Saved entries
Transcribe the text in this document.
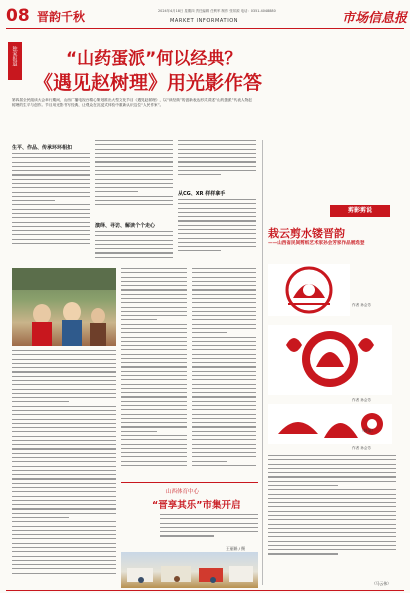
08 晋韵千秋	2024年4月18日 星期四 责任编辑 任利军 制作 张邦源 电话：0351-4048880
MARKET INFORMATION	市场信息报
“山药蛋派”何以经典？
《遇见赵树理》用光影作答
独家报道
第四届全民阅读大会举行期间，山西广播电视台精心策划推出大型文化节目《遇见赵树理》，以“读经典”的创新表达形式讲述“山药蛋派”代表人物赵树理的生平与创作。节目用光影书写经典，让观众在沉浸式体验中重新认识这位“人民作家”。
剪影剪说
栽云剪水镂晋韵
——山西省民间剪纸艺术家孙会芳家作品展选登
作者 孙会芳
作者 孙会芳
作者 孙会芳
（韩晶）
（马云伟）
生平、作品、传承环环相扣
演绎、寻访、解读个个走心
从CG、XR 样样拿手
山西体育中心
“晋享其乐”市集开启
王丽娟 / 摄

---

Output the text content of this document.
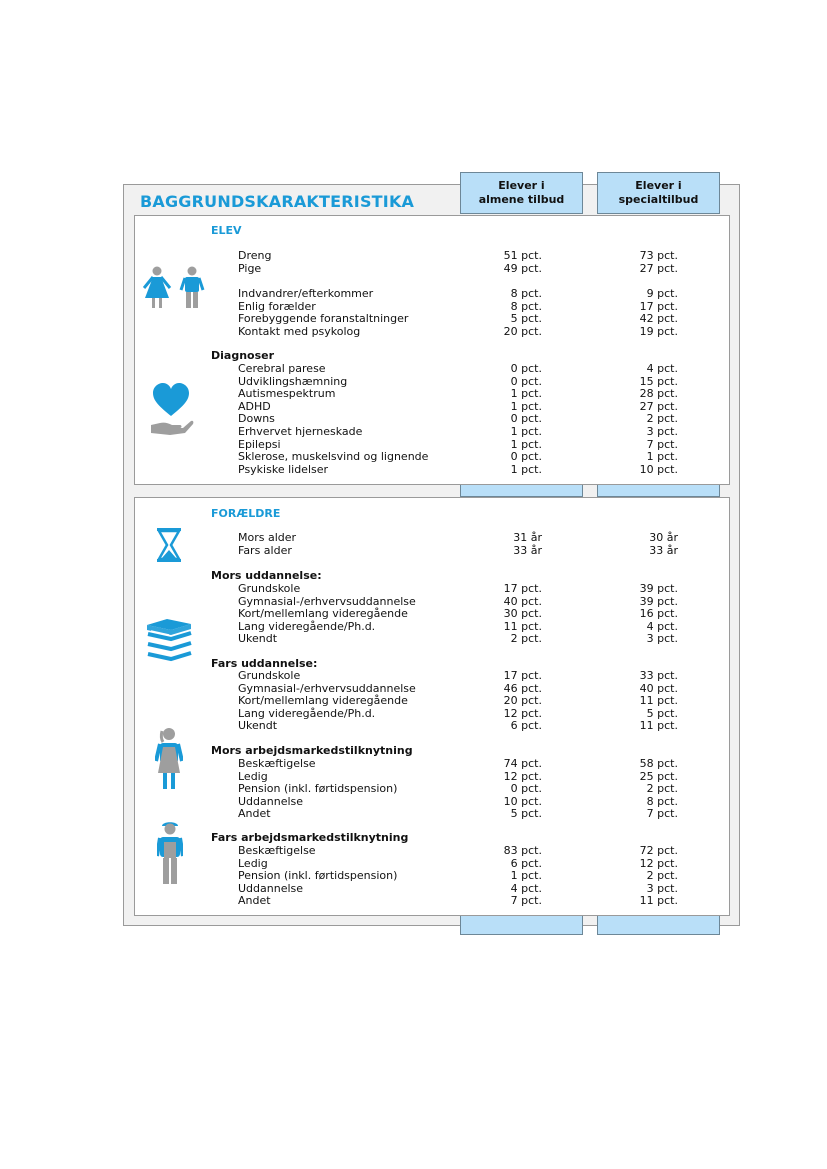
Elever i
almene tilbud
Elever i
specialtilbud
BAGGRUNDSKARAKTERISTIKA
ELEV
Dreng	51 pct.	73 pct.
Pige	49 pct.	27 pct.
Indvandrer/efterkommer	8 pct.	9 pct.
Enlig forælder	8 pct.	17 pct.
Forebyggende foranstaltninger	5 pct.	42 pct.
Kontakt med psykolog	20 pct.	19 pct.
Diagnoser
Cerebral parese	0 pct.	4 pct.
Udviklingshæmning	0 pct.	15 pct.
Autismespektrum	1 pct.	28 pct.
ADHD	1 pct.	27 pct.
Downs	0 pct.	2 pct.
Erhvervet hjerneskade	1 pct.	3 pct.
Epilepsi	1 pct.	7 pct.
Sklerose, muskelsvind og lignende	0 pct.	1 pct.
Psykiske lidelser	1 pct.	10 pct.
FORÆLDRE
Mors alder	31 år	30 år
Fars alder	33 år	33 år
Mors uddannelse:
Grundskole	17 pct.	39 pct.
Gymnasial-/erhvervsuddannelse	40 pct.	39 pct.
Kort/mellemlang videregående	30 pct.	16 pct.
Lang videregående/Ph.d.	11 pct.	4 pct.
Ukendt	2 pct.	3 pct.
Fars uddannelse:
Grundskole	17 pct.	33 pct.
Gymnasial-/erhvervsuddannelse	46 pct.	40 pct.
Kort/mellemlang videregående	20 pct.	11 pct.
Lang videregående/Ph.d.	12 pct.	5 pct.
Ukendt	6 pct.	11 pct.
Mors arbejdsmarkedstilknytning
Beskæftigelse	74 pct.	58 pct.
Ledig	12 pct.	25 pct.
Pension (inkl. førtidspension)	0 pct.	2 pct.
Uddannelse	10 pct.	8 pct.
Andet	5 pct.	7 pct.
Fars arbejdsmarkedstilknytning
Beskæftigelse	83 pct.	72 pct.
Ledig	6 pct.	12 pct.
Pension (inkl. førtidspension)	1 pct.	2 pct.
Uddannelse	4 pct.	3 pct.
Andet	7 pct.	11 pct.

*Task objective*
From the entries, copy out each line containing the word "遇见赵树理".

*In response*
《遇见赵树理》用光影作答
第四届全民阅读大会举行期间，山西广播电视台精心策划推出大型文化节目《遇见赵树理》，以“读经典”的创新表达形式讲述“山药蛋派”代表人物赵树理的生平与创作。节目用光影书写经典，让观众在沉浸式体验中重新认识这位“人民作家”。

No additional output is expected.